#### [TEXTO FORNECIDO]
Motivação:
Enquanto processos de filtragem podem ser utilizados para a separação de sólidos insolúveis em líquidos, tal abordagem não é possível para misturas entre líquidos.
Ademais, mesmo em misturas líquido-líquido heterogêneas (com mais de uma fase), é possível que impurezas persistam após procedimentos mais simples, por exemplo, empregando funis de separação. Entre as alternativas que visam sanar este problema, estão os processos de destilação.
Princípio:
Em uma dada mistura de compostos (líquidos), se estes possuem pontos de ebulição distintos, é possível aquece-los até a ebulição e então condensá-los, assim os purificando.
Aplicações rotineiras
🡪 Purificação (ou recuperação para reuso) de solventes orgânicos (hexano, diclorometano, clorofórmio, acetona, acetato de etila);
🡪 Purificação de compostos que degradem com o tempo (p.x., fenol, furfural, etc.).
Vantagens
Barato: por depender apenas da propriedade dos compostos, não depende (via de regra) de reagentes específicos
Prático: depois de montado o sistema, basta “abastecer e usar”;
Alta capacidade (dependendo do sistema): pode-se facilmente purificar mais de 20 L de material em questão de 2 -3 dias.
Restrições
É necessário que os compostos a serem purificados sejam relativamente voláteis – se o ponto de ebulição é muito alto, a aparelhagem se torna mais complexa (banho de óleo, sistema sob vácuo), ou mesmo proibitiva.
Alguns pares de compostos possuem alta afinidade, de forma que uma separação ideal é impossível via destilação. Por exemplo, ao se destilar uma solução água: etanol aumenta-se a fração de álcool (composto mais volátil, primeiro a destilar) no material coletado; entretanto, uma porção de água sempre será carregada e o processo será limitado ao ponto azeotrópico. Para estes casos, outros processos necessitam ser utilizados (no etanol absoluto, pode-se utilizar peneiras moleculares para remover a água residual).
Por Paulo Alexandre Durant Moraes, agosto, 2020.

#### [ENTRADAS FORNECIDAS]
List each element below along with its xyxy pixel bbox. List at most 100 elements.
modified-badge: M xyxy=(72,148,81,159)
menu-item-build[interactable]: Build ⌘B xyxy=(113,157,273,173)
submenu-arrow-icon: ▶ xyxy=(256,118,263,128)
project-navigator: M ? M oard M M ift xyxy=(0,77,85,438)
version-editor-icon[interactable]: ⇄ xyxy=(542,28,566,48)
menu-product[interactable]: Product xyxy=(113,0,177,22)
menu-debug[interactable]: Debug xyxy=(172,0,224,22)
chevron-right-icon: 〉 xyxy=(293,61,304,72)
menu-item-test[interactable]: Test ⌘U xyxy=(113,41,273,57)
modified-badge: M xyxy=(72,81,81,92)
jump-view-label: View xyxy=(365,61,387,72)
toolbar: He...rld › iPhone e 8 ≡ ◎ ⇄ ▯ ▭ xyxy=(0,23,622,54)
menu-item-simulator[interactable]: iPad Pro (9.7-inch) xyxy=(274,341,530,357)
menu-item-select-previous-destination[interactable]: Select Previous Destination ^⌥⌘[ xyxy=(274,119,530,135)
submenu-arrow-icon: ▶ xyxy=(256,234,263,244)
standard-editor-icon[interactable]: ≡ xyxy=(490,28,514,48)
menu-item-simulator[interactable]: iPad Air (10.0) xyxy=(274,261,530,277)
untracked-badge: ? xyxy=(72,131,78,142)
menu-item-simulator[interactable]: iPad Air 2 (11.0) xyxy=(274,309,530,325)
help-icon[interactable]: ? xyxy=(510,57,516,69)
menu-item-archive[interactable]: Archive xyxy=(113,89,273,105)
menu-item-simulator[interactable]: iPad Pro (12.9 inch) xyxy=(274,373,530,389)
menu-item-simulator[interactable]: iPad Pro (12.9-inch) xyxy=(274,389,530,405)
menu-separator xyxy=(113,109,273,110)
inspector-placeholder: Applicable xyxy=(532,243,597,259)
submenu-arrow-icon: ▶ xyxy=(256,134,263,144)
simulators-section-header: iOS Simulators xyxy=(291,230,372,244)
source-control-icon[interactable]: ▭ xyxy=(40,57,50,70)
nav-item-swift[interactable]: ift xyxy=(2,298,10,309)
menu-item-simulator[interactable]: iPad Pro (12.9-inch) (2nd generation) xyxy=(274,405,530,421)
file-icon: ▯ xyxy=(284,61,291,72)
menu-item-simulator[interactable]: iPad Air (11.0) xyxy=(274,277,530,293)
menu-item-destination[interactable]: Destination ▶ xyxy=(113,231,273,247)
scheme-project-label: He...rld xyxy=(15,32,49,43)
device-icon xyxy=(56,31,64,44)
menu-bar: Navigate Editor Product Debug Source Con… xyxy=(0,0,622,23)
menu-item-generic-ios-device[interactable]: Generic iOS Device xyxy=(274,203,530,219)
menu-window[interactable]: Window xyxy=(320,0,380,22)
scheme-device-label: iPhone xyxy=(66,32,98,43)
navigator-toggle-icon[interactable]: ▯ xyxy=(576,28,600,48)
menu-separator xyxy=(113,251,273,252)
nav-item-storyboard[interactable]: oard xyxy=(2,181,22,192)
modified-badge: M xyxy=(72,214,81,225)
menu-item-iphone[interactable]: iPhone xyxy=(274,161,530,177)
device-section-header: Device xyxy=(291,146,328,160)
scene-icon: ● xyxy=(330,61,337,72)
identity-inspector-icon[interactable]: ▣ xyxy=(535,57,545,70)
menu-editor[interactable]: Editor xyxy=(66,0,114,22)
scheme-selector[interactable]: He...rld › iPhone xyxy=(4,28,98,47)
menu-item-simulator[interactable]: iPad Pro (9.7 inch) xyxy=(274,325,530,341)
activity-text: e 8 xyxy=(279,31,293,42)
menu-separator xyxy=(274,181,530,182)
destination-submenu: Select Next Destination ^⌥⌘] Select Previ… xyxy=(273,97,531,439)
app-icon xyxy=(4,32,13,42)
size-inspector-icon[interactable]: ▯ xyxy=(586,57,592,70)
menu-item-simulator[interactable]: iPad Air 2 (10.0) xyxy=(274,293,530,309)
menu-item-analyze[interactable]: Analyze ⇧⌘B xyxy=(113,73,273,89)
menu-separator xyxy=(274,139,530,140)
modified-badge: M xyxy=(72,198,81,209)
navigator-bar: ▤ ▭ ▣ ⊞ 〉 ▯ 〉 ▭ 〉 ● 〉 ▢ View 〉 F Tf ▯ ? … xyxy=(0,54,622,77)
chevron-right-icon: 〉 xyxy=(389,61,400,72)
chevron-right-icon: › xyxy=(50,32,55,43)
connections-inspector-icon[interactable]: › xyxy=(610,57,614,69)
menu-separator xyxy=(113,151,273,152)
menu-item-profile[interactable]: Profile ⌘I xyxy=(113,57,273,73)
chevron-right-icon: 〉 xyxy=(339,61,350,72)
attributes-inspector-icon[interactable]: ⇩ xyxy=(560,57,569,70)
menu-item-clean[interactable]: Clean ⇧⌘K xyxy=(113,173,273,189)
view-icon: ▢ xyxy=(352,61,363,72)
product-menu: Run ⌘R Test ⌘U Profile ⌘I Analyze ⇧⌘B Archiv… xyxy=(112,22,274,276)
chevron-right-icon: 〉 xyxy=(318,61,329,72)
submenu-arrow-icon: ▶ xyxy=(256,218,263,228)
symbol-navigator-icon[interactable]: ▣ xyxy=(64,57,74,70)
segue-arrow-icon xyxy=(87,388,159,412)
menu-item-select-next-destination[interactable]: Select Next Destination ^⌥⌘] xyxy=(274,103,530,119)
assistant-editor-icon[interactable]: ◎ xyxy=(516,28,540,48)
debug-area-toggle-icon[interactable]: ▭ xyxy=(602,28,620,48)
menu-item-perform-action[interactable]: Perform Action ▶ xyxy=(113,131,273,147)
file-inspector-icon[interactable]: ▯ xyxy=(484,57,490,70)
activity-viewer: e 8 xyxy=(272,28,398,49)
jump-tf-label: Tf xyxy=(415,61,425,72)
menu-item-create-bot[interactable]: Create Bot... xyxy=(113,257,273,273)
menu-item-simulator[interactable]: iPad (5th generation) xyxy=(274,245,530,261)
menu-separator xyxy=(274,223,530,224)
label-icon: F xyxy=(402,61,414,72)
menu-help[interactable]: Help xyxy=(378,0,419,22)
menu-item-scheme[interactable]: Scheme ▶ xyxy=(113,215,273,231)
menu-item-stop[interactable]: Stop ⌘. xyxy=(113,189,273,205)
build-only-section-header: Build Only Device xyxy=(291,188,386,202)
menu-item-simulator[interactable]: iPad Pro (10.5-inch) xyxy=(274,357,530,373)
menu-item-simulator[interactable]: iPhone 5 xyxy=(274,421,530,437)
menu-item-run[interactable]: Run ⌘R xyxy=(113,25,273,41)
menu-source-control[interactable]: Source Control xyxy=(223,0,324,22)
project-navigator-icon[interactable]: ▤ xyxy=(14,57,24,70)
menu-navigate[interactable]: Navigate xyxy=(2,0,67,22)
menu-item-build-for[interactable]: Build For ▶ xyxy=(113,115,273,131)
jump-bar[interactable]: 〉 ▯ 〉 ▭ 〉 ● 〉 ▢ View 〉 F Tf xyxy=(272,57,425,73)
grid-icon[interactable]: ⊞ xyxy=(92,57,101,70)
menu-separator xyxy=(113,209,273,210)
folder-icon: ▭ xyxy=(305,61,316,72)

#### [O QUE FAZER]
Reescreva o trecho do texto sobre destilação começando em "Aplicações rotineiras" e terminando em "ou mesmo proibitiva.", substituindo "sistema" por "equipamento". As entradas não têm papel algum nesta etapa.

#### [RESULTADO DA TAREFA]
Aplicações rotineiras
🡪 Purificação (ou recuperação para reuso) de solventes orgânicos (hexano, diclorometano, clorofórmio, acetona, acetato de etila);
🡪 Purificação de compostos que degradem com o tempo (p.x., fenol, furfural, etc.).
Vantagens
Barato: por depender apenas da propriedade dos compostos, não depende (via de regra) de reagentes específicos
Prático: depois de montado o equipamento, basta “abastecer e usar”;
Alta capacidade (dependendo do equipamento): pode-se facilmente purificar mais de 20 L de material em questão de 2 -3 dias.
Restrições
É necessário que os compostos a serem purificados sejam relativamente voláteis – se o ponto de ebulição é muito alto, a aparelhagem se torna mais complexa (banho de óleo, equipamento sob vácuo), ou mesmo proibitiva.